==== SUPPLIED MATERIAL

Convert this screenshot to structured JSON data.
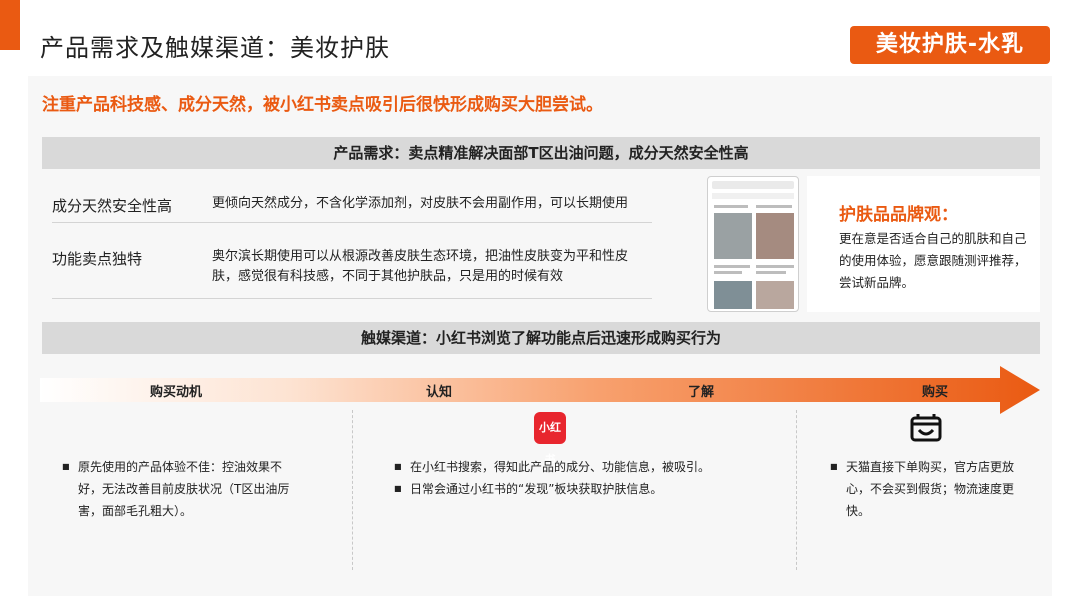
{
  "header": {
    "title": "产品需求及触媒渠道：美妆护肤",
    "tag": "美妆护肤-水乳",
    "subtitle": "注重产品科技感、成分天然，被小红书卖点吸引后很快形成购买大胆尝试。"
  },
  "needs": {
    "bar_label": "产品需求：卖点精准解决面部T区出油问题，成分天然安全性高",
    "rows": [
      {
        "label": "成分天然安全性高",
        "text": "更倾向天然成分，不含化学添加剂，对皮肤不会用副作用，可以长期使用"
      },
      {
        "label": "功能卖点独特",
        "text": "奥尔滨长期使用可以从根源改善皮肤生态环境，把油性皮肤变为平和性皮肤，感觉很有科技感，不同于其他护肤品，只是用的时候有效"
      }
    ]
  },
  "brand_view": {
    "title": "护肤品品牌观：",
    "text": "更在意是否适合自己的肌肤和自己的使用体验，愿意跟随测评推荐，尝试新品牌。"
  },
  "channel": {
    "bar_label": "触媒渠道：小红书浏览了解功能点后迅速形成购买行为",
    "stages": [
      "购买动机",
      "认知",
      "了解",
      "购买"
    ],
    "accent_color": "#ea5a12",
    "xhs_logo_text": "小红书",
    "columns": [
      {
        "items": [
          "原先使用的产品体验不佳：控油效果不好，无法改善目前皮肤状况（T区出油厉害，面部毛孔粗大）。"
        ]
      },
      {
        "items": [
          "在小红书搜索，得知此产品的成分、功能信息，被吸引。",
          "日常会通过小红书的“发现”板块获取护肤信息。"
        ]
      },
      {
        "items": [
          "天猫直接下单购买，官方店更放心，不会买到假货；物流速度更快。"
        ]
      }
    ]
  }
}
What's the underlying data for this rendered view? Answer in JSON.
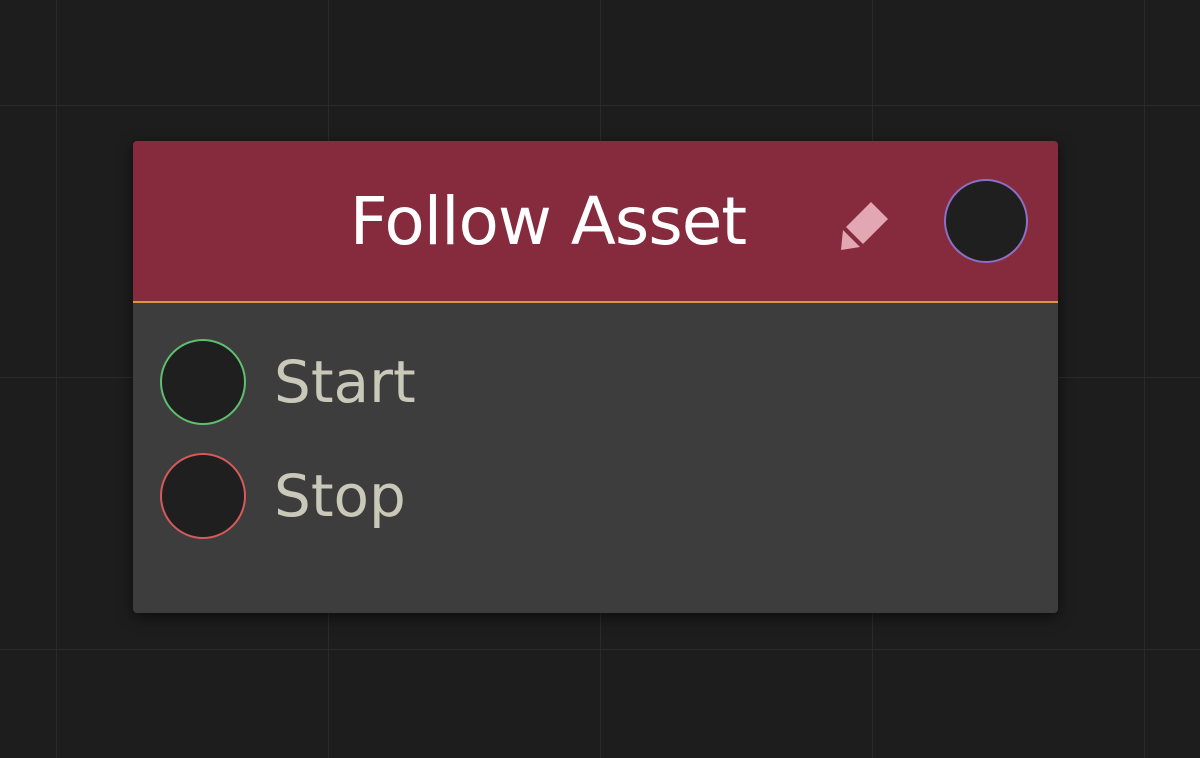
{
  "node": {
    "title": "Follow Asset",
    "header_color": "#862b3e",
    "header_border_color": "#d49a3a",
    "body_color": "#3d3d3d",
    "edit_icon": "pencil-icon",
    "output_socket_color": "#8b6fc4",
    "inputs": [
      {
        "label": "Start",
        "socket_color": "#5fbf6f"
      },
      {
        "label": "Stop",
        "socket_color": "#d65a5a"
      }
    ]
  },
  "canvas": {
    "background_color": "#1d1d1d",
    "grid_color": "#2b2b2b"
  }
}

========

* EXERCISE PROMPT *
Reproduce the full listing faithfully, but do not carry over any pictures.

* RESPONSE TO THE TASK *
Convert this screenshot to structured JSON data.
{
  "header": {
    "title": "产品需求及触媒渠道：美妆护肤",
    "tag": "美妆护肤-水乳",
    "subtitle": "注重产品科技感、成分天然，被小红书卖点吸引后很快形成购买大胆尝试。"
  },
  "needs": {
    "bar_label": "产品需求：卖点精准解决面部T区出油问题，成分天然安全性高",
    "rows": [
      {
        "label": "成分天然安全性高",
        "text": "更倾向天然成分，不含化学添加剂，对皮肤不会用副作用，可以长期使用"
      },
      {
        "label": "功能卖点独特",
        "text": "奥尔滨长期使用可以从根源改善皮肤生态环境，把油性皮肤变为平和性皮肤，感觉很有科技感，不同于其他护肤品，只是用的时候有效"
      }
    ]
  },
  "brand_view": {
    "title": "护肤品品牌观：",
    "text": "更在意是否适合自己的肌肤和自己的使用体验，愿意跟随测评推荐，尝试新品牌。"
  },
  "channel": {
    "bar_label": "触媒渠道：小红书浏览了解功能点后迅速形成购买行为",
    "stages": [
      "购买动机",
      "认知",
      "了解",
      "购买"
    ],
    "accent_color": "#ea5a12",
    "xhs_logo_text": "小红书",
    "columns": [
      {
        "items": [
          "原先使用的产品体验不佳：控油效果不好，无法改善目前皮肤状况（T区出油厉害，面部毛孔粗大）。"
        ]
      },
      {
        "items": [
          "在小红书搜索，得知此产品的成分、功能信息，被吸引。",
          "日常会通过小红书的“发现”板块获取护肤信息。"
        ]
      },
      {
        "items": [
          "天猫直接下单购买，官方店更放心，不会买到假货；物流速度更快。"
        ]
      }
    ]
  }
}
What's the underlying data for this rendered view? Answer in JSON.
{
  "node": {
    "title": "Follow Asset",
    "header_color": "#862b3e",
    "header_border_color": "#d49a3a",
    "body_color": "#3d3d3d",
    "edit_icon": "pencil-icon",
    "output_socket_color": "#8b6fc4",
    "inputs": [
      {
        "label": "Start",
        "socket_color": "#5fbf6f"
      },
      {
        "label": "Stop",
        "socket_color": "#d65a5a"
      }
    ]
  },
  "canvas": {
    "background_color": "#1d1d1d",
    "grid_color": "#2b2b2b"
  }
}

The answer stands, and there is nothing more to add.